Recorded data
-*-
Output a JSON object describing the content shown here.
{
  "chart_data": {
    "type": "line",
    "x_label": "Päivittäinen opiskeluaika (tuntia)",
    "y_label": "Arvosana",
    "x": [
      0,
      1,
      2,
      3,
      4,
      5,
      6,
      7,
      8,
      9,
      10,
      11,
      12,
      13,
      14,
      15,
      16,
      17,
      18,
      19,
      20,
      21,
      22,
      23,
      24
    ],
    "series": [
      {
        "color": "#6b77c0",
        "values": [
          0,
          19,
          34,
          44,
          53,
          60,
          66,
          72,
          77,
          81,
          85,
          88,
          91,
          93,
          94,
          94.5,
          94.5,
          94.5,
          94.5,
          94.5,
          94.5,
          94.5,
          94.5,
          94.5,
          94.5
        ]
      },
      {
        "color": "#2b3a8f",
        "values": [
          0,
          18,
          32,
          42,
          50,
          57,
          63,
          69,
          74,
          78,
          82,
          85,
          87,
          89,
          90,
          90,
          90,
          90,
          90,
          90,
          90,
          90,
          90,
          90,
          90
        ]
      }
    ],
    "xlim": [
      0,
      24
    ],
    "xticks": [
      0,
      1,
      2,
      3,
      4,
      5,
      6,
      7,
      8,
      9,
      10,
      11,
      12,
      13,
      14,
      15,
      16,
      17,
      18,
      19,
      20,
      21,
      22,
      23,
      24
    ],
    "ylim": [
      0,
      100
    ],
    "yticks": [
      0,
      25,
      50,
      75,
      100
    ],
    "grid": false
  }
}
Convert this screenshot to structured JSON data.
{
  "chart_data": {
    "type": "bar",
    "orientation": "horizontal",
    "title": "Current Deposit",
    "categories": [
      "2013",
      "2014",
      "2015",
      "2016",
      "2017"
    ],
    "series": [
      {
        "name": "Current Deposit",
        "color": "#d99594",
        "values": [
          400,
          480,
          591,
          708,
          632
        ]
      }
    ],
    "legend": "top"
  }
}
-*-
◆ Goal ◆
Repeat every record exactly as written, please.

◆ The solution ◆
Output a JSON object describing the content shown here.
{
  "chart_data": {
    "type": "line",
    "x_label": "Päivittäinen opiskeluaika (tuntia)",
    "y_label": "Arvosana",
    "x": [
      0,
      1,
      2,
      3,
      4,
      5,
      6,
      7,
      8,
      9,
      10,
      11,
      12,
      13,
      14,
      15,
      16,
      17,
      18,
      19,
      20,
      21,
      22,
      23,
      24
    ],
    "series": [
      {
        "color": "#6b77c0",
        "values": [
          0,
          19,
          34,
          44,
          53,
          60,
          66,
          72,
          77,
          81,
          85,
          88,
          91,
          93,
          94,
          94.5,
          94.5,
          94.5,
          94.5,
          94.5,
          94.5,
          94.5,
          94.5,
          94.5,
          94.5
        ]
      },
      {
        "color": "#2b3a8f",
        "values": [
          0,
          18,
          32,
          42,
          50,
          57,
          63,
          69,
          74,
          78,
          82,
          85,
          87,
          89,
          90,
          90,
          90,
          90,
          90,
          90,
          90,
          90,
          90,
          90,
          90
        ]
      }
    ],
    "xlim": [
      0,
      24
    ],
    "xticks": [
      0,
      1,
      2,
      3,
      4,
      5,
      6,
      7,
      8,
      9,
      10,
      11,
      12,
      13,
      14,
      15,
      16,
      17,
      18,
      19,
      20,
      21,
      22,
      23,
      24
    ],
    "ylim": [
      0,
      100
    ],
    "yticks": [
      0,
      25,
      50,
      75,
      100
    ],
    "grid": false
  }
}
Convert this screenshot to structured JSON data.
{
  "chart_data": {
    "type": "bar",
    "orientation": "horizontal",
    "title": "Current Deposit",
    "categories": [
      "2013",
      "2014",
      "2015",
      "2016",
      "2017"
    ],
    "series": [
      {
        "name": "Current Deposit",
        "color": "#d99594",
        "values": [
          400,
          480,
          591,
          708,
          632
        ]
      }
    ],
    "legend": "top"
  }
}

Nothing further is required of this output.